## BEGIN Data supplied

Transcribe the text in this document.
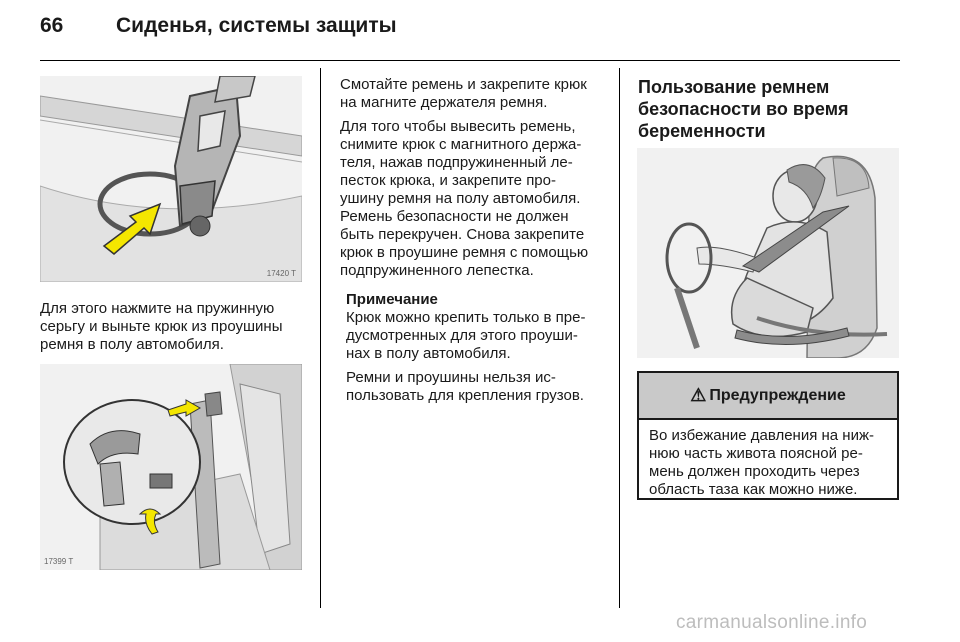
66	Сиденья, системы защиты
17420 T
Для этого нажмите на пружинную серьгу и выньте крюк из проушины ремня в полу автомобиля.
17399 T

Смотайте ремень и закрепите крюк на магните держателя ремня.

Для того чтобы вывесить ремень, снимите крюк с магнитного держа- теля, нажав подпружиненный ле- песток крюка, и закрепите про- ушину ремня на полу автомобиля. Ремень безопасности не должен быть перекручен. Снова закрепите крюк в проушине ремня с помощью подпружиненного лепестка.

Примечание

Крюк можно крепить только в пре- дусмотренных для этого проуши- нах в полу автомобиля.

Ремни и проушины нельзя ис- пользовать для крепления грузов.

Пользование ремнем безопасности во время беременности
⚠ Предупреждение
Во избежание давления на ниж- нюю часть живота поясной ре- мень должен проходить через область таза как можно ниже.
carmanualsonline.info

## END Data supplied

» **Challenge**:
Each record above should come back exactly the same, only without its pictures.

» **Exercise result**:
Transcribe the text in this document.
66	Сиденья, системы защиты
17420 T
Для этого нажмите на пружинную серьгу и выньте крюк из проушины ремня в полу автомобиля.
17399 T

Смотайте ремень и закрепите крюк на магните держателя ремня.

Для того чтобы вывесить ремень, снимите крюк с магнитного держа- теля, нажав подпружиненный ле- песток крюка, и закрепите про- ушину ремня на полу автомобиля. Ремень безопасности не должен быть перекручен. Снова закрепите крюк в проушине ремня с помощью подпружиненного лепестка.

Примечание

Крюк можно крепить только в пре- дусмотренных для этого проуши- нах в полу автомобиля.

Ремни и проушины нельзя ис- пользовать для крепления грузов.

Пользование ремнем безопасности во время беременности
⚠ Предупреждение
Во избежание давления на ниж- нюю часть живота поясной ре- мень должен проходить через область таза как можно ниже.
carmanualsonline.info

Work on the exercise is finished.